Listed entries>
____

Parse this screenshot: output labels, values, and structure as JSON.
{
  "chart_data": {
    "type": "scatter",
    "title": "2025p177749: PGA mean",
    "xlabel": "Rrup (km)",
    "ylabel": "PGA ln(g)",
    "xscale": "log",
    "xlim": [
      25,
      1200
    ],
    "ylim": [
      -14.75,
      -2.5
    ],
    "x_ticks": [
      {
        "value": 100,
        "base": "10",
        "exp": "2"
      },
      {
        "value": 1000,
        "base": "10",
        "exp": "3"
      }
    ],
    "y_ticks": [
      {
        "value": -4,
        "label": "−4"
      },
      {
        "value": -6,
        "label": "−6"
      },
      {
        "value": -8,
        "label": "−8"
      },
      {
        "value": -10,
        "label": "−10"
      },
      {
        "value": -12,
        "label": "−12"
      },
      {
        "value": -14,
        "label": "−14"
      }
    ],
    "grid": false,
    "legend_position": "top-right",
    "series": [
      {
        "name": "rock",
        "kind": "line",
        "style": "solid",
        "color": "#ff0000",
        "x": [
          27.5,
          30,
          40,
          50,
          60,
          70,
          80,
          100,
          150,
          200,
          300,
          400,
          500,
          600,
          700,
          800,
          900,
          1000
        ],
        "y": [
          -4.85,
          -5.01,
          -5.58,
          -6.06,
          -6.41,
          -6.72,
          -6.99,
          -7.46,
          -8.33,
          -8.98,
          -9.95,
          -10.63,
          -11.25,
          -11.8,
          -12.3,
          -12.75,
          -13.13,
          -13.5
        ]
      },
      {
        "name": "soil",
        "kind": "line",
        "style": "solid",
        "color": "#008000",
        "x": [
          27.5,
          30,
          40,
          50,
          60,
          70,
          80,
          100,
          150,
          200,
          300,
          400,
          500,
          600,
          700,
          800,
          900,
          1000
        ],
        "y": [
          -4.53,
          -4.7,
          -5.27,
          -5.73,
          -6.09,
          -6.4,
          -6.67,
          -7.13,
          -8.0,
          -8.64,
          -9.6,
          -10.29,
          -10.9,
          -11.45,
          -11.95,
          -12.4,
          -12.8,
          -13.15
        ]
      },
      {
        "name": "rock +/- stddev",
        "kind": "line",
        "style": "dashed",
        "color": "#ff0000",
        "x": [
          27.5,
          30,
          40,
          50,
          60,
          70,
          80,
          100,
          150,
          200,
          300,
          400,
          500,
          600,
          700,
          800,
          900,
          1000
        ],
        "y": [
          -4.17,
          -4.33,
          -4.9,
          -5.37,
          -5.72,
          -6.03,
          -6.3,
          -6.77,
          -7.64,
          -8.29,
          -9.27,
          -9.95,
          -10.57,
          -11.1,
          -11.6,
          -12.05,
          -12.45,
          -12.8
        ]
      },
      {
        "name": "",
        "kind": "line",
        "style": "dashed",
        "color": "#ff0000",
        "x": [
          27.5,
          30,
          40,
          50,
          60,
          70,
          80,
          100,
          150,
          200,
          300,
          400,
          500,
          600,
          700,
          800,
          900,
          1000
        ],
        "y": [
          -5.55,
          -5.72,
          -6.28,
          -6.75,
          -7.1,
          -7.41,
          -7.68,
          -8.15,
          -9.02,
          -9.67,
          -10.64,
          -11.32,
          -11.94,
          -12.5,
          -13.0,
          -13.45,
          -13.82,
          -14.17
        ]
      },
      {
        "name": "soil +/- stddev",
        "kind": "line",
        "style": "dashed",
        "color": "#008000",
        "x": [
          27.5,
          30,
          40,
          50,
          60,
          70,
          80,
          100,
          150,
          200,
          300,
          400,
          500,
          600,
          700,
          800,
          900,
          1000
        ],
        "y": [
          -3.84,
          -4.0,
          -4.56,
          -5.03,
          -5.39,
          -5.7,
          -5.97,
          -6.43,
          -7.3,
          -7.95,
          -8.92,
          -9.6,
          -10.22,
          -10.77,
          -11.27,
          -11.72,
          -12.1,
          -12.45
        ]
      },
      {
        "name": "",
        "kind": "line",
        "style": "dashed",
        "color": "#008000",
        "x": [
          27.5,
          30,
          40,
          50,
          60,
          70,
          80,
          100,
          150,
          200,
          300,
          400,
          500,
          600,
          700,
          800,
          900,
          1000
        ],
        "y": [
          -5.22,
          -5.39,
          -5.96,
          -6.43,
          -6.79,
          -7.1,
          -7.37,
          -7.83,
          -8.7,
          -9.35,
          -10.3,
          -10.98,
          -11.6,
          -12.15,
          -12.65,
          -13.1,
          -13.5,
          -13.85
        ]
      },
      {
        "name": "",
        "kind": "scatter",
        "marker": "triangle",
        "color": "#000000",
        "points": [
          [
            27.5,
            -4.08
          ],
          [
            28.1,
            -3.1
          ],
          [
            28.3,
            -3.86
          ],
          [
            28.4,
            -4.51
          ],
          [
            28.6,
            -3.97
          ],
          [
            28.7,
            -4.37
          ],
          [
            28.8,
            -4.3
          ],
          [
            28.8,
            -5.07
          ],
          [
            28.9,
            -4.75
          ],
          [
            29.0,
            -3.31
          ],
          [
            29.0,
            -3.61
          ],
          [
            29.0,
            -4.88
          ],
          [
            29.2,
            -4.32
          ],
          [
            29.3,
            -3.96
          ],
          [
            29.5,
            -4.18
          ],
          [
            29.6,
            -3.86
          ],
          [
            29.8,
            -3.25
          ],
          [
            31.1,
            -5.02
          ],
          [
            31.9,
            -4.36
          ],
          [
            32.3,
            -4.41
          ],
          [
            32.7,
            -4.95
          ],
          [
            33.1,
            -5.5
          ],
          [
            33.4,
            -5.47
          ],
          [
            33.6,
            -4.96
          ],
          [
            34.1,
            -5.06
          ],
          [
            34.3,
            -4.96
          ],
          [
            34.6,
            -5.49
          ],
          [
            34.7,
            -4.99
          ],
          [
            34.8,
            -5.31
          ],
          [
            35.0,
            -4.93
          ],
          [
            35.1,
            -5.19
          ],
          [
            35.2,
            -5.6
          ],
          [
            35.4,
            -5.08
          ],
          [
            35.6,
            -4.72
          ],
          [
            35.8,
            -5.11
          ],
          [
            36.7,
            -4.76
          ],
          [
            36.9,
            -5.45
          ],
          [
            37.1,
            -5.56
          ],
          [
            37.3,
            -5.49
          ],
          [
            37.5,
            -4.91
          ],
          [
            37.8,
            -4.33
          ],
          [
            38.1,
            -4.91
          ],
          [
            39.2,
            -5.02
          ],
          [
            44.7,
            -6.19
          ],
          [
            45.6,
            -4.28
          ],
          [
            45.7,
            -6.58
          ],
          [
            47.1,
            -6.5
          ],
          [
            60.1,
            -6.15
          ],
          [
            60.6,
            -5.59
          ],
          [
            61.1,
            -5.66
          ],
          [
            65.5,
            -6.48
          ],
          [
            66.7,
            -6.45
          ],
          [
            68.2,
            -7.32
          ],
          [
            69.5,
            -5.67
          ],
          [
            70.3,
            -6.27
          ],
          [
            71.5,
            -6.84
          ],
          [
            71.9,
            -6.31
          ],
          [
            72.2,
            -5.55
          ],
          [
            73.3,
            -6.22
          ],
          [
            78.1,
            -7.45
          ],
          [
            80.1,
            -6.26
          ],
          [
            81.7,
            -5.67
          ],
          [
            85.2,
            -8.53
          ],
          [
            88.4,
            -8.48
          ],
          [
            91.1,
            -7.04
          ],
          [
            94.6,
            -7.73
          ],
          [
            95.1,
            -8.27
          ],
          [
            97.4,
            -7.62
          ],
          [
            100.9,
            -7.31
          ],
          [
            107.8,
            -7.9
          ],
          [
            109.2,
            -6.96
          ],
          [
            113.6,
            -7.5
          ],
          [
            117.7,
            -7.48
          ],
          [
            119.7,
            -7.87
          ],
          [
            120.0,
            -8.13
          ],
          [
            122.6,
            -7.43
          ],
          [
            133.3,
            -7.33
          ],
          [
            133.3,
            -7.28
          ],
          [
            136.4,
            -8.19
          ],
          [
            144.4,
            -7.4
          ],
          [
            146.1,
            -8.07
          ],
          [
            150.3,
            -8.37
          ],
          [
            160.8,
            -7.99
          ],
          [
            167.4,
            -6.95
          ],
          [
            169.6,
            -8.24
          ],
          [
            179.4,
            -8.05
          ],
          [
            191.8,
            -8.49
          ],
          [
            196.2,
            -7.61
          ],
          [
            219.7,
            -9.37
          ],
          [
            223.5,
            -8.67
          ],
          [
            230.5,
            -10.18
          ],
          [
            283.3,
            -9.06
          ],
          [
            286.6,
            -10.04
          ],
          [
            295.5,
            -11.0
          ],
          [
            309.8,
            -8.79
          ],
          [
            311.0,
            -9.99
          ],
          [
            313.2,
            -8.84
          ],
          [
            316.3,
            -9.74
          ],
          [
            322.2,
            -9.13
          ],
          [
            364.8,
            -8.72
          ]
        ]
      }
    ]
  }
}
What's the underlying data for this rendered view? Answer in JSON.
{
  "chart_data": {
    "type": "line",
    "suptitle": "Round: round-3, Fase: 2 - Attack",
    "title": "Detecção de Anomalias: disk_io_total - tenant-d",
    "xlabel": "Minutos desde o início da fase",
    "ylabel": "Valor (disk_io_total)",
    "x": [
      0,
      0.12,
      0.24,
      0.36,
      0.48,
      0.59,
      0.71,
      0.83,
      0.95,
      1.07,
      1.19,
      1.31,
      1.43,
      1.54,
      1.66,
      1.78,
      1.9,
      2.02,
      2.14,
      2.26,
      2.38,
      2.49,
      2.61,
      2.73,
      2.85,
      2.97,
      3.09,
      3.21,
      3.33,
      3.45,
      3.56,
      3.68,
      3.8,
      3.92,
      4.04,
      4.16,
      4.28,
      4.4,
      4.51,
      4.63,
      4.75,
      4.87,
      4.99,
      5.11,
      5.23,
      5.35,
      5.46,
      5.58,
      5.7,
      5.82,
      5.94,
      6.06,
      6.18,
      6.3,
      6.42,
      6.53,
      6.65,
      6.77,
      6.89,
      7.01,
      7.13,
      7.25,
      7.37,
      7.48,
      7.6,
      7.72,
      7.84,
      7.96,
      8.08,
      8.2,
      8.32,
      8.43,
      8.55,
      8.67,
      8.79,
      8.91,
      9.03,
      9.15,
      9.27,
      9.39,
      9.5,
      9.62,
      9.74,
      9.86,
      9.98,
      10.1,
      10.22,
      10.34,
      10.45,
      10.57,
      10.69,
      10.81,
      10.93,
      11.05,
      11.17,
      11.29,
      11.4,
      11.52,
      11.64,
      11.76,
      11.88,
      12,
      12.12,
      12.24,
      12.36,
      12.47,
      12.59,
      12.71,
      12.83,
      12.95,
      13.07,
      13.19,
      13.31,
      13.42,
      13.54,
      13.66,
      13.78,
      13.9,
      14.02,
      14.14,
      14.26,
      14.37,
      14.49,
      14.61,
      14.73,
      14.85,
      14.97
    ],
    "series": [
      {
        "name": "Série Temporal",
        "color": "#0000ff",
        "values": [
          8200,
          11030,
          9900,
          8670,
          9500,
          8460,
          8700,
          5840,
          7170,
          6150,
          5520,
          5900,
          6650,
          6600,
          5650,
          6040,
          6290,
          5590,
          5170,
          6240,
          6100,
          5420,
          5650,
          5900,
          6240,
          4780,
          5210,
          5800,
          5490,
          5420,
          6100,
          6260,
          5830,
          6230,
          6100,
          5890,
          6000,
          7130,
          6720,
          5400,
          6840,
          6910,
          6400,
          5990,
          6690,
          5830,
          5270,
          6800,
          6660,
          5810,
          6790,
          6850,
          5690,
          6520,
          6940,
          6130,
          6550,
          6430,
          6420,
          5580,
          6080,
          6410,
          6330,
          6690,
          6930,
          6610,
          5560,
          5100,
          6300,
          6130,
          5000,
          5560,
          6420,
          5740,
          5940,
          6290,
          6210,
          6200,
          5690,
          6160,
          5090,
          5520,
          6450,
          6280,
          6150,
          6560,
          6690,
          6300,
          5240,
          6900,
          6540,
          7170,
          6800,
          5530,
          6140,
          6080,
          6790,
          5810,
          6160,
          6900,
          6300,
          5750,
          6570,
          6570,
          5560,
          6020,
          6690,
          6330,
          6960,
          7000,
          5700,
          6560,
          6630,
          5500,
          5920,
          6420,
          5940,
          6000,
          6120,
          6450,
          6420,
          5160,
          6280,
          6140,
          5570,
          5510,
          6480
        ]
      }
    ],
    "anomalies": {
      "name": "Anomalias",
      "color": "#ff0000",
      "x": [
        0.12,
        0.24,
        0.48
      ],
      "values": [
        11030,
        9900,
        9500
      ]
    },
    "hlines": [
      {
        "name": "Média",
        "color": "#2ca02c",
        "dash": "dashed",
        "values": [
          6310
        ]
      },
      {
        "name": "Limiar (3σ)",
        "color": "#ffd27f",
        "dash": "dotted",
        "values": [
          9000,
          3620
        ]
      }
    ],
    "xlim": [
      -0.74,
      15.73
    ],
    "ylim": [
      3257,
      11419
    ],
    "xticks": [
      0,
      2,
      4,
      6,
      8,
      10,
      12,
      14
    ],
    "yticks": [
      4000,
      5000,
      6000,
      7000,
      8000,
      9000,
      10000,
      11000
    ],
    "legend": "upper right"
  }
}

____

From the data above, gather every line that includes the word "right".

    "legend_position": "top-right",
    "legend": "upper right"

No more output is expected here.